*STORED RECORDS*:

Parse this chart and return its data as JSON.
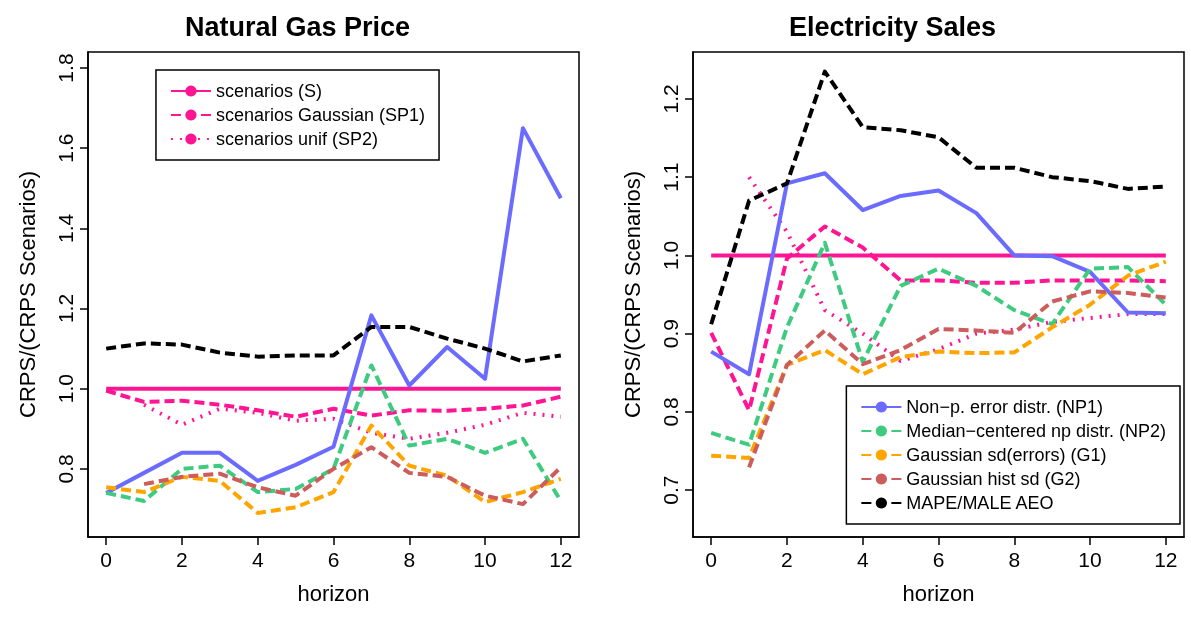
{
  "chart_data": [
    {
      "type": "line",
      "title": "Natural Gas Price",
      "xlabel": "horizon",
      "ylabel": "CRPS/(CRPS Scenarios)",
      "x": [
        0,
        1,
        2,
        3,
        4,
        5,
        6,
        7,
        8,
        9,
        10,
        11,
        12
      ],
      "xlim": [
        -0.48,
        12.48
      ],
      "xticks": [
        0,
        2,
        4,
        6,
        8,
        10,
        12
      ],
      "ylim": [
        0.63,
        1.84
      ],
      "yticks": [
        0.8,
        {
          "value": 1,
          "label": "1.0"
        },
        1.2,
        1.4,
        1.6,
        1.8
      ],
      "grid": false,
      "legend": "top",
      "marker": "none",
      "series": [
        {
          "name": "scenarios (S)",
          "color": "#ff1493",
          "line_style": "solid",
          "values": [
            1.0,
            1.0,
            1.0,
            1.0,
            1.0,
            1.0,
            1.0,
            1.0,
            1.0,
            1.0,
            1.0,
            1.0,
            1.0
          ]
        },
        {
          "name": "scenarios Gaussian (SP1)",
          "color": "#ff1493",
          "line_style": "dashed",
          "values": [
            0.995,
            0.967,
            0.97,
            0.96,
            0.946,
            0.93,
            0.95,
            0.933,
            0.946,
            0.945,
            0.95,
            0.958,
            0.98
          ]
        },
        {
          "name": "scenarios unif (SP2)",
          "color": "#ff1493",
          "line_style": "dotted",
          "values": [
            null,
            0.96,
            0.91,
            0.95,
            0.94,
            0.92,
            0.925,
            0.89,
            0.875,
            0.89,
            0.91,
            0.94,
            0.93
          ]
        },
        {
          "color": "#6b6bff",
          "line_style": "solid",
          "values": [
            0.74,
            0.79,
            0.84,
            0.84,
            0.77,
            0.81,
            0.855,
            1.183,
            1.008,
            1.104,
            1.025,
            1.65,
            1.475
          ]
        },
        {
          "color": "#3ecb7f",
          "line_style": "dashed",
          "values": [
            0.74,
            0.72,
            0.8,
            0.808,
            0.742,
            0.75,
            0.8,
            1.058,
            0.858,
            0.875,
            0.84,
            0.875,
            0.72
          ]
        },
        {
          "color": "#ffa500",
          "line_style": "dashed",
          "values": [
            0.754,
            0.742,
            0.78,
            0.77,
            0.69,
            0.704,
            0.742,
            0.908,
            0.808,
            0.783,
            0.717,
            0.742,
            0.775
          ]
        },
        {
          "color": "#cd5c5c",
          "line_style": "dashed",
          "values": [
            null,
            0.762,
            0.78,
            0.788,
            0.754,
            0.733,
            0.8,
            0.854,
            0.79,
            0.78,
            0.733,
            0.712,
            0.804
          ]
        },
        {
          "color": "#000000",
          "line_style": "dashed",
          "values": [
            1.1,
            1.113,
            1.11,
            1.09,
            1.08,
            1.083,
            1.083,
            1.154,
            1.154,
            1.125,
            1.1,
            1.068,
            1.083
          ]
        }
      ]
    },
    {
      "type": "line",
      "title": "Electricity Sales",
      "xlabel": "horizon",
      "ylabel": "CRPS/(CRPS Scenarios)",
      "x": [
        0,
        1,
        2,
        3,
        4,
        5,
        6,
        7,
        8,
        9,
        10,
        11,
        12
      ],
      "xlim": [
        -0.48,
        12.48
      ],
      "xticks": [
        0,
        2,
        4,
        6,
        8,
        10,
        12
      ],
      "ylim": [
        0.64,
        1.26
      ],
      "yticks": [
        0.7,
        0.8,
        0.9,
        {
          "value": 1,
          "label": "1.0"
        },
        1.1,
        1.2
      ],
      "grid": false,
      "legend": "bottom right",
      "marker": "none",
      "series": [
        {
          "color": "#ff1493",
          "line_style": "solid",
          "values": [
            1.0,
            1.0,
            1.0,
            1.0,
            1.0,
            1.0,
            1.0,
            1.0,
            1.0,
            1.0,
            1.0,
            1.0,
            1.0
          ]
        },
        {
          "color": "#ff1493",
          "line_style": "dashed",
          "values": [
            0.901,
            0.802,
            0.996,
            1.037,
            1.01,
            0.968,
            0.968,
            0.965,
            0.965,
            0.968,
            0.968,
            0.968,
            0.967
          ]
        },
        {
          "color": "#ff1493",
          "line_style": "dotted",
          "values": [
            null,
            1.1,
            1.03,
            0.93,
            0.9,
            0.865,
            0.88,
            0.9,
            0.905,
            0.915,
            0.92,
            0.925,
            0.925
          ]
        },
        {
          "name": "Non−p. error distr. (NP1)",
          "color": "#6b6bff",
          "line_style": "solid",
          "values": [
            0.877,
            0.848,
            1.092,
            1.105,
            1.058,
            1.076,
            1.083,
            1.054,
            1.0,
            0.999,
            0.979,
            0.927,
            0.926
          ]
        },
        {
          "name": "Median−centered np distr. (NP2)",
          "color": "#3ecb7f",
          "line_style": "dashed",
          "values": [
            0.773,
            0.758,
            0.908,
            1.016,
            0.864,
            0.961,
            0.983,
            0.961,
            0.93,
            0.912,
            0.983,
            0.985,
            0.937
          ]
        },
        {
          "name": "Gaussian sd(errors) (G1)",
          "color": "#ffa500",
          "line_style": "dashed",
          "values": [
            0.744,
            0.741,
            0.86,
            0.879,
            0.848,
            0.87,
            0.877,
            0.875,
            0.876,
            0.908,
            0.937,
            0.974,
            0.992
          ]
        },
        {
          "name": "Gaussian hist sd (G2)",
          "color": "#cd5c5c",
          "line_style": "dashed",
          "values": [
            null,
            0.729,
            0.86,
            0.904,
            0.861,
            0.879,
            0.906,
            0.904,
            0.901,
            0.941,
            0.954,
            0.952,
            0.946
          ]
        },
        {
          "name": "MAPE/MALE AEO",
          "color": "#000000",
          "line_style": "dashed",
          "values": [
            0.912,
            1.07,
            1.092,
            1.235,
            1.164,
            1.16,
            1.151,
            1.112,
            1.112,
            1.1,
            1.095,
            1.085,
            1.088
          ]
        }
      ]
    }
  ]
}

*GOAL OF THE EXERCISE*:
What comes back should match the records exactly, minus any pictures.

*WRITTEN SOLUTION*:
Parse this chart and return its data as JSON.
{
  "chart_data": [
    {
      "type": "line",
      "title": "Natural Gas Price",
      "xlabel": "horizon",
      "ylabel": "CRPS/(CRPS Scenarios)",
      "x": [
        0,
        1,
        2,
        3,
        4,
        5,
        6,
        7,
        8,
        9,
        10,
        11,
        12
      ],
      "xlim": [
        -0.48,
        12.48
      ],
      "xticks": [
        0,
        2,
        4,
        6,
        8,
        10,
        12
      ],
      "ylim": [
        0.63,
        1.84
      ],
      "yticks": [
        0.8,
        {
          "value": 1,
          "label": "1.0"
        },
        1.2,
        1.4,
        1.6,
        1.8
      ],
      "grid": false,
      "legend": "top",
      "marker": "none",
      "series": [
        {
          "name": "scenarios (S)",
          "color": "#ff1493",
          "line_style": "solid",
          "values": [
            1.0,
            1.0,
            1.0,
            1.0,
            1.0,
            1.0,
            1.0,
            1.0,
            1.0,
            1.0,
            1.0,
            1.0,
            1.0
          ]
        },
        {
          "name": "scenarios Gaussian (SP1)",
          "color": "#ff1493",
          "line_style": "dashed",
          "values": [
            0.995,
            0.967,
            0.97,
            0.96,
            0.946,
            0.93,
            0.95,
            0.933,
            0.946,
            0.945,
            0.95,
            0.958,
            0.98
          ]
        },
        {
          "name": "scenarios unif (SP2)",
          "color": "#ff1493",
          "line_style": "dotted",
          "values": [
            null,
            0.96,
            0.91,
            0.95,
            0.94,
            0.92,
            0.925,
            0.89,
            0.875,
            0.89,
            0.91,
            0.94,
            0.93
          ]
        },
        {
          "color": "#6b6bff",
          "line_style": "solid",
          "values": [
            0.74,
            0.79,
            0.84,
            0.84,
            0.77,
            0.81,
            0.855,
            1.183,
            1.008,
            1.104,
            1.025,
            1.65,
            1.475
          ]
        },
        {
          "color": "#3ecb7f",
          "line_style": "dashed",
          "values": [
            0.74,
            0.72,
            0.8,
            0.808,
            0.742,
            0.75,
            0.8,
            1.058,
            0.858,
            0.875,
            0.84,
            0.875,
            0.72
          ]
        },
        {
          "color": "#ffa500",
          "line_style": "dashed",
          "values": [
            0.754,
            0.742,
            0.78,
            0.77,
            0.69,
            0.704,
            0.742,
            0.908,
            0.808,
            0.783,
            0.717,
            0.742,
            0.775
          ]
        },
        {
          "color": "#cd5c5c",
          "line_style": "dashed",
          "values": [
            null,
            0.762,
            0.78,
            0.788,
            0.754,
            0.733,
            0.8,
            0.854,
            0.79,
            0.78,
            0.733,
            0.712,
            0.804
          ]
        },
        {
          "color": "#000000",
          "line_style": "dashed",
          "values": [
            1.1,
            1.113,
            1.11,
            1.09,
            1.08,
            1.083,
            1.083,
            1.154,
            1.154,
            1.125,
            1.1,
            1.068,
            1.083
          ]
        }
      ]
    },
    {
      "type": "line",
      "title": "Electricity Sales",
      "xlabel": "horizon",
      "ylabel": "CRPS/(CRPS Scenarios)",
      "x": [
        0,
        1,
        2,
        3,
        4,
        5,
        6,
        7,
        8,
        9,
        10,
        11,
        12
      ],
      "xlim": [
        -0.48,
        12.48
      ],
      "xticks": [
        0,
        2,
        4,
        6,
        8,
        10,
        12
      ],
      "ylim": [
        0.64,
        1.26
      ],
      "yticks": [
        0.7,
        0.8,
        0.9,
        {
          "value": 1,
          "label": "1.0"
        },
        1.1,
        1.2
      ],
      "grid": false,
      "legend": "bottom right",
      "marker": "none",
      "series": [
        {
          "color": "#ff1493",
          "line_style": "solid",
          "values": [
            1.0,
            1.0,
            1.0,
            1.0,
            1.0,
            1.0,
            1.0,
            1.0,
            1.0,
            1.0,
            1.0,
            1.0,
            1.0
          ]
        },
        {
          "color": "#ff1493",
          "line_style": "dashed",
          "values": [
            0.901,
            0.802,
            0.996,
            1.037,
            1.01,
            0.968,
            0.968,
            0.965,
            0.965,
            0.968,
            0.968,
            0.968,
            0.967
          ]
        },
        {
          "color": "#ff1493",
          "line_style": "dotted",
          "values": [
            null,
            1.1,
            1.03,
            0.93,
            0.9,
            0.865,
            0.88,
            0.9,
            0.905,
            0.915,
            0.92,
            0.925,
            0.925
          ]
        },
        {
          "name": "Non−p. error distr. (NP1)",
          "color": "#6b6bff",
          "line_style": "solid",
          "values": [
            0.877,
            0.848,
            1.092,
            1.105,
            1.058,
            1.076,
            1.083,
            1.054,
            1.0,
            0.999,
            0.979,
            0.927,
            0.926
          ]
        },
        {
          "name": "Median−centered np distr. (NP2)",
          "color": "#3ecb7f",
          "line_style": "dashed",
          "values": [
            0.773,
            0.758,
            0.908,
            1.016,
            0.864,
            0.961,
            0.983,
            0.961,
            0.93,
            0.912,
            0.983,
            0.985,
            0.937
          ]
        },
        {
          "name": "Gaussian sd(errors) (G1)",
          "color": "#ffa500",
          "line_style": "dashed",
          "values": [
            0.744,
            0.741,
            0.86,
            0.879,
            0.848,
            0.87,
            0.877,
            0.875,
            0.876,
            0.908,
            0.937,
            0.974,
            0.992
          ]
        },
        {
          "name": "Gaussian hist sd (G2)",
          "color": "#cd5c5c",
          "line_style": "dashed",
          "values": [
            null,
            0.729,
            0.86,
            0.904,
            0.861,
            0.879,
            0.906,
            0.904,
            0.901,
            0.941,
            0.954,
            0.952,
            0.946
          ]
        },
        {
          "name": "MAPE/MALE AEO",
          "color": "#000000",
          "line_style": "dashed",
          "values": [
            0.912,
            1.07,
            1.092,
            1.235,
            1.164,
            1.16,
            1.151,
            1.112,
            1.112,
            1.1,
            1.095,
            1.085,
            1.088
          ]
        }
      ]
    }
  ]
}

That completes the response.